- Problem to work on -
Extract the full set of records, then give each one again exactly.

- Entries supplied -
- - - -

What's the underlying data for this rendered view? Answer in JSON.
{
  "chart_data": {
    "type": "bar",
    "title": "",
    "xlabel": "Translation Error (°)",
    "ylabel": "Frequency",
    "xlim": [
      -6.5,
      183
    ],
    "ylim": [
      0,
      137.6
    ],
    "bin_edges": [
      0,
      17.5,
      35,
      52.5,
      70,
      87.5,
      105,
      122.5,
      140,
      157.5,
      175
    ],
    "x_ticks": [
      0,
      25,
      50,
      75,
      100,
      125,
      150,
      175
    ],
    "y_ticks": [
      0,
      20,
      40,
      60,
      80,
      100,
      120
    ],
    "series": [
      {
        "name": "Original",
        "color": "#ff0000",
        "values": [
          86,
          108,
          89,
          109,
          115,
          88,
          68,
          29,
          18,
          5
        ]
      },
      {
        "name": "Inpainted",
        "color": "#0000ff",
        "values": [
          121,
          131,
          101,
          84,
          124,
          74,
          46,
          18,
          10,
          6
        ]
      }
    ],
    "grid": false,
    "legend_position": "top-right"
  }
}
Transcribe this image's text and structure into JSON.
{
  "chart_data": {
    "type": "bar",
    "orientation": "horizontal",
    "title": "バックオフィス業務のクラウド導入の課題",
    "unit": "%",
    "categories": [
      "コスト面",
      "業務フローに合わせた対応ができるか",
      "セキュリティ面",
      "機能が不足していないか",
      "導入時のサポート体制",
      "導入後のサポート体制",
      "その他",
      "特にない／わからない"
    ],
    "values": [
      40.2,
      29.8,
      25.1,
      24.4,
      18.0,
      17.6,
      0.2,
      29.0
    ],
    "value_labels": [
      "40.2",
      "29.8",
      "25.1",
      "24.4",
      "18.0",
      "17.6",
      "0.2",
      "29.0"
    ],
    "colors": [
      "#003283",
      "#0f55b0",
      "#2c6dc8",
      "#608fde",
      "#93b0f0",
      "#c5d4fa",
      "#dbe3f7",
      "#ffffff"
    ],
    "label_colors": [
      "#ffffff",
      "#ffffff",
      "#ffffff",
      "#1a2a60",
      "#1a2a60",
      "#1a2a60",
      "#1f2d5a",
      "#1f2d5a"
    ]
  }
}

- - - -

- Response to this exercise -
What's the underlying data for this rendered view? Answer in JSON.
{
  "chart_data": {
    "type": "bar",
    "title": "",
    "xlabel": "Translation Error (°)",
    "ylabel": "Frequency",
    "xlim": [
      -6.5,
      183
    ],
    "ylim": [
      0,
      137.6
    ],
    "bin_edges": [
      0,
      17.5,
      35,
      52.5,
      70,
      87.5,
      105,
      122.5,
      140,
      157.5,
      175
    ],
    "x_ticks": [
      0,
      25,
      50,
      75,
      100,
      125,
      150,
      175
    ],
    "y_ticks": [
      0,
      20,
      40,
      60,
      80,
      100,
      120
    ],
    "series": [
      {
        "name": "Original",
        "color": "#ff0000",
        "values": [
          86,
          108,
          89,
          109,
          115,
          88,
          68,
          29,
          18,
          5
        ]
      },
      {
        "name": "Inpainted",
        "color": "#0000ff",
        "values": [
          121,
          131,
          101,
          84,
          124,
          74,
          46,
          18,
          10,
          6
        ]
      }
    ],
    "grid": false,
    "legend_position": "top-right"
  }
}
Transcribe this image's text and structure into JSON.
{
  "chart_data": {
    "type": "bar",
    "orientation": "horizontal",
    "title": "バックオフィス業務のクラウド導入の課題",
    "unit": "%",
    "categories": [
      "コスト面",
      "業務フローに合わせた対応ができるか",
      "セキュリティ面",
      "機能が不足していないか",
      "導入時のサポート体制",
      "導入後のサポート体制",
      "その他",
      "特にない／わからない"
    ],
    "values": [
      40.2,
      29.8,
      25.1,
      24.4,
      18.0,
      17.6,
      0.2,
      29.0
    ],
    "value_labels": [
      "40.2",
      "29.8",
      "25.1",
      "24.4",
      "18.0",
      "17.6",
      "0.2",
      "29.0"
    ],
    "colors": [
      "#003283",
      "#0f55b0",
      "#2c6dc8",
      "#608fde",
      "#93b0f0",
      "#c5d4fa",
      "#dbe3f7",
      "#ffffff"
    ],
    "label_colors": [
      "#ffffff",
      "#ffffff",
      "#ffffff",
      "#1a2a60",
      "#1a2a60",
      "#1a2a60",
      "#1f2d5a",
      "#1f2d5a"
    ]
  }
}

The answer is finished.